◆ Items ◆

>> START

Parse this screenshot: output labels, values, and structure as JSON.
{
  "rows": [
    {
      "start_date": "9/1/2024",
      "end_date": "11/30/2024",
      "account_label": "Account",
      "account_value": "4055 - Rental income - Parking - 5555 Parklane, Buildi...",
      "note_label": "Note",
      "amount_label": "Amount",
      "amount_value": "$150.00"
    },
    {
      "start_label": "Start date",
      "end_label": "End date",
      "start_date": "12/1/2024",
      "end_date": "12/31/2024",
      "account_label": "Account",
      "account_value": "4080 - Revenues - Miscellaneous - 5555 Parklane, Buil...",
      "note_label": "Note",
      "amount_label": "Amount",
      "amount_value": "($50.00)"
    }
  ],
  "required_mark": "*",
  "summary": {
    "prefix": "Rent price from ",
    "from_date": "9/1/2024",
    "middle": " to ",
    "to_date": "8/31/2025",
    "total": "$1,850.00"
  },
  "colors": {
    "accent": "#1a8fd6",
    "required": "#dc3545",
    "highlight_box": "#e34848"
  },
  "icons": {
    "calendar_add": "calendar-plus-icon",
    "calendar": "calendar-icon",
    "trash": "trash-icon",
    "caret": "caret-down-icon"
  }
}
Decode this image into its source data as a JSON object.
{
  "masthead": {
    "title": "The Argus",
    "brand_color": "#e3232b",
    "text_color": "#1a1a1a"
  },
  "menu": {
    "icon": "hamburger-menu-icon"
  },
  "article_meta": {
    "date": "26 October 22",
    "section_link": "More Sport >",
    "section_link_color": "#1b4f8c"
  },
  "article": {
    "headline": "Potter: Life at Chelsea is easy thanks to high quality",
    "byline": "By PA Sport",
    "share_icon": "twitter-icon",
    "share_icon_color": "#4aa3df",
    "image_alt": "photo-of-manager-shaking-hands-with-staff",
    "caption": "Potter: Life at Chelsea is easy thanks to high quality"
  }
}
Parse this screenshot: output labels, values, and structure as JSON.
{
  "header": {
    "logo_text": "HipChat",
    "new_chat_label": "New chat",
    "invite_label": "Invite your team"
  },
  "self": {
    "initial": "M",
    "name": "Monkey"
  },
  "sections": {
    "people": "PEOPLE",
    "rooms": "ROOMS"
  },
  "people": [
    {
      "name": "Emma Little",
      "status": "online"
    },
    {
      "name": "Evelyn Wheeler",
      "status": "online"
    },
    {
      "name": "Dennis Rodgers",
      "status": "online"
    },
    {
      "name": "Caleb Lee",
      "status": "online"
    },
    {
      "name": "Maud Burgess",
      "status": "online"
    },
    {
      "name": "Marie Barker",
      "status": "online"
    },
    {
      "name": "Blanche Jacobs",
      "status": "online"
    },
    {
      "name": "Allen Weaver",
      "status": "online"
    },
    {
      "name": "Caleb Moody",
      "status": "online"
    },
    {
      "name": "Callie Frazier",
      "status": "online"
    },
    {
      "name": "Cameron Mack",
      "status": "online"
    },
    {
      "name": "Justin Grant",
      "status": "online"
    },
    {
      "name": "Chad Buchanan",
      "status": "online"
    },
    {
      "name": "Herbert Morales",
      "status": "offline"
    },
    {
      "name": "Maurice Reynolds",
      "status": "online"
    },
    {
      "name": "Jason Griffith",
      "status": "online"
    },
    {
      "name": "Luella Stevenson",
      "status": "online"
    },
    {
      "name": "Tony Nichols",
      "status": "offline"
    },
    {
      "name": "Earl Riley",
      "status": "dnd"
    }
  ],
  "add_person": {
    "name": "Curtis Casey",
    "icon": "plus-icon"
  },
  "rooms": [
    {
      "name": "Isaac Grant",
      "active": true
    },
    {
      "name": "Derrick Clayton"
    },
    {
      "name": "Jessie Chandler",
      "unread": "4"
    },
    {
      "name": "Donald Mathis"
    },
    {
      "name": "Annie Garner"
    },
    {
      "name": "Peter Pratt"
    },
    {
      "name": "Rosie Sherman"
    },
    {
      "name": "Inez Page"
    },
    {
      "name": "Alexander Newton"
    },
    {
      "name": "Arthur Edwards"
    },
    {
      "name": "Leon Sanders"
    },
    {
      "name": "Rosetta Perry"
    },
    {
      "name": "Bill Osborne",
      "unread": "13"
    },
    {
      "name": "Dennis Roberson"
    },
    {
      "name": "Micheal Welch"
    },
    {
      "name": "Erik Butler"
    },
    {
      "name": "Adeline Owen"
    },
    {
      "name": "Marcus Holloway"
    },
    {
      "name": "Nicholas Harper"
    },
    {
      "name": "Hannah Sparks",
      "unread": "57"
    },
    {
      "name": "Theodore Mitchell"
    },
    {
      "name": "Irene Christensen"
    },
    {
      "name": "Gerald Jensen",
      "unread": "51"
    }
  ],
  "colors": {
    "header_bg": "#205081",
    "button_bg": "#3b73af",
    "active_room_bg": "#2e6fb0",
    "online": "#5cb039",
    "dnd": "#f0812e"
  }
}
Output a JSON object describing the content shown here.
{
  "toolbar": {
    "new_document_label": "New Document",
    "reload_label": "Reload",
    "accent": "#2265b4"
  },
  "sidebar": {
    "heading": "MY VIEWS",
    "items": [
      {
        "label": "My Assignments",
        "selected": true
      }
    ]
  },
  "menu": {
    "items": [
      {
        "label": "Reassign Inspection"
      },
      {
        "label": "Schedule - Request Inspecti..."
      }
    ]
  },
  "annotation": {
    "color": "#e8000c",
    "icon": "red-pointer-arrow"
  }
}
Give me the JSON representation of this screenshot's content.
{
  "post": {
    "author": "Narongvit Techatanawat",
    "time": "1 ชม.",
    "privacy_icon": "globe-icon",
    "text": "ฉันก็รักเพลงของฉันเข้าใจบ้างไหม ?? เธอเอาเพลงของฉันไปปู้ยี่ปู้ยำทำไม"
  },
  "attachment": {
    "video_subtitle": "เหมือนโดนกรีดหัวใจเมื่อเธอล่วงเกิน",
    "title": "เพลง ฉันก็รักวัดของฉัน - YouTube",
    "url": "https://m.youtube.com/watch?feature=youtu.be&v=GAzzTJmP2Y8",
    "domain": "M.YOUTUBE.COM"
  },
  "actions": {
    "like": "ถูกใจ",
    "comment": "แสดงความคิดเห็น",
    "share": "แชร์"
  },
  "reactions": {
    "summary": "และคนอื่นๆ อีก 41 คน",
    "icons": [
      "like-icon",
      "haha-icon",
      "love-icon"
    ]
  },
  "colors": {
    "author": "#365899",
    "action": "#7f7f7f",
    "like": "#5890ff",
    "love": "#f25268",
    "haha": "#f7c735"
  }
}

>> END

◆ Challenge ◆
Give an exact copy of all the data shown above.

◆ Answer to this exercise ◆
Parse this screenshot: output labels, values, and structure as JSON.
{
  "rows": [
    {
      "start_date": "9/1/2024",
      "end_date": "11/30/2024",
      "account_label": "Account",
      "account_value": "4055 - Rental income - Parking - 5555 Parklane, Buildi...",
      "note_label": "Note",
      "amount_label": "Amount",
      "amount_value": "$150.00"
    },
    {
      "start_label": "Start date",
      "end_label": "End date",
      "start_date": "12/1/2024",
      "end_date": "12/31/2024",
      "account_label": "Account",
      "account_value": "4080 - Revenues - Miscellaneous - 5555 Parklane, Buil...",
      "note_label": "Note",
      "amount_label": "Amount",
      "amount_value": "($50.00)"
    }
  ],
  "required_mark": "*",
  "summary": {
    "prefix": "Rent price from ",
    "from_date": "9/1/2024",
    "middle": " to ",
    "to_date": "8/31/2025",
    "total": "$1,850.00"
  },
  "colors": {
    "accent": "#1a8fd6",
    "required": "#dc3545",
    "highlight_box": "#e34848"
  },
  "icons": {
    "calendar_add": "calendar-plus-icon",
    "calendar": "calendar-icon",
    "trash": "trash-icon",
    "caret": "caret-down-icon"
  }
}
Decode this image into its source data as a JSON object.
{
  "masthead": {
    "title": "The Argus",
    "brand_color": "#e3232b",
    "text_color": "#1a1a1a"
  },
  "menu": {
    "icon": "hamburger-menu-icon"
  },
  "article_meta": {
    "date": "26 October 22",
    "section_link": "More Sport >",
    "section_link_color": "#1b4f8c"
  },
  "article": {
    "headline": "Potter: Life at Chelsea is easy thanks to high quality",
    "byline": "By PA Sport",
    "share_icon": "twitter-icon",
    "share_icon_color": "#4aa3df",
    "image_alt": "photo-of-manager-shaking-hands-with-staff",
    "caption": "Potter: Life at Chelsea is easy thanks to high quality"
  }
}
Parse this screenshot: output labels, values, and structure as JSON.
{
  "header": {
    "logo_text": "HipChat",
    "new_chat_label": "New chat",
    "invite_label": "Invite your team"
  },
  "self": {
    "initial": "M",
    "name": "Monkey"
  },
  "sections": {
    "people": "PEOPLE",
    "rooms": "ROOMS"
  },
  "people": [
    {
      "name": "Emma Little",
      "status": "online"
    },
    {
      "name": "Evelyn Wheeler",
      "status": "online"
    },
    {
      "name": "Dennis Rodgers",
      "status": "online"
    },
    {
      "name": "Caleb Lee",
      "status": "online"
    },
    {
      "name": "Maud Burgess",
      "status": "online"
    },
    {
      "name": "Marie Barker",
      "status": "online"
    },
    {
      "name": "Blanche Jacobs",
      "status": "online"
    },
    {
      "name": "Allen Weaver",
      "status": "online"
    },
    {
      "name": "Caleb Moody",
      "status": "online"
    },
    {
      "name": "Callie Frazier",
      "status": "online"
    },
    {
      "name": "Cameron Mack",
      "status": "online"
    },
    {
      "name": "Justin Grant",
      "status": "online"
    },
    {
      "name": "Chad Buchanan",
      "status": "online"
    },
    {
      "name": "Herbert Morales",
      "status": "offline"
    },
    {
      "name": "Maurice Reynolds",
      "status": "online"
    },
    {
      "name": "Jason Griffith",
      "status": "online"
    },
    {
      "name": "Luella Stevenson",
      "status": "online"
    },
    {
      "name": "Tony Nichols",
      "status": "offline"
    },
    {
      "name": "Earl Riley",
      "status": "dnd"
    }
  ],
  "add_person": {
    "name": "Curtis Casey",
    "icon": "plus-icon"
  },
  "rooms": [
    {
      "name": "Isaac Grant",
      "active": true
    },
    {
      "name": "Derrick Clayton"
    },
    {
      "name": "Jessie Chandler",
      "unread": "4"
    },
    {
      "name": "Donald Mathis"
    },
    {
      "name": "Annie Garner"
    },
    {
      "name": "Peter Pratt"
    },
    {
      "name": "Rosie Sherman"
    },
    {
      "name": "Inez Page"
    },
    {
      "name": "Alexander Newton"
    },
    {
      "name": "Arthur Edwards"
    },
    {
      "name": "Leon Sanders"
    },
    {
      "name": "Rosetta Perry"
    },
    {
      "name": "Bill Osborne",
      "unread": "13"
    },
    {
      "name": "Dennis Roberson"
    },
    {
      "name": "Micheal Welch"
    },
    {
      "name": "Erik Butler"
    },
    {
      "name": "Adeline Owen"
    },
    {
      "name": "Marcus Holloway"
    },
    {
      "name": "Nicholas Harper"
    },
    {
      "name": "Hannah Sparks",
      "unread": "57"
    },
    {
      "name": "Theodore Mitchell"
    },
    {
      "name": "Irene Christensen"
    },
    {
      "name": "Gerald Jensen",
      "unread": "51"
    }
  ],
  "colors": {
    "header_bg": "#205081",
    "button_bg": "#3b73af",
    "active_room_bg": "#2e6fb0",
    "online": "#5cb039",
    "dnd": "#f0812e"
  }
}
Output a JSON object describing the content shown here.
{
  "toolbar": {
    "new_document_label": "New Document",
    "reload_label": "Reload",
    "accent": "#2265b4"
  },
  "sidebar": {
    "heading": "MY VIEWS",
    "items": [
      {
        "label": "My Assignments",
        "selected": true
      }
    ]
  },
  "menu": {
    "items": [
      {
        "label": "Reassign Inspection"
      },
      {
        "label": "Schedule - Request Inspecti..."
      }
    ]
  },
  "annotation": {
    "color": "#e8000c",
    "icon": "red-pointer-arrow"
  }
}
Give me the JSON representation of this screenshot's content.
{
  "post": {
    "author": "Narongvit Techatanawat",
    "time": "1 ชม.",
    "privacy_icon": "globe-icon",
    "text": "ฉันก็รักเพลงของฉันเข้าใจบ้างไหม ?? เธอเอาเพลงของฉันไปปู้ยี่ปู้ยำทำไม"
  },
  "attachment": {
    "video_subtitle": "เหมือนโดนกรีดหัวใจเมื่อเธอล่วงเกิน",
    "title": "เพลง ฉันก็รักวัดของฉัน - YouTube",
    "url": "https://m.youtube.com/watch?feature=youtu.be&v=GAzzTJmP2Y8",
    "domain": "M.YOUTUBE.COM"
  },
  "actions": {
    "like": "ถูกใจ",
    "comment": "แสดงความคิดเห็น",
    "share": "แชร์"
  },
  "reactions": {
    "summary": "และคนอื่นๆ อีก 41 คน",
    "icons": [
      "like-icon",
      "haha-icon",
      "love-icon"
    ]
  },
  "colors": {
    "author": "#365899",
    "action": "#7f7f7f",
    "like": "#5890ff",
    "love": "#f25268",
    "haha": "#f7c735"
  }
}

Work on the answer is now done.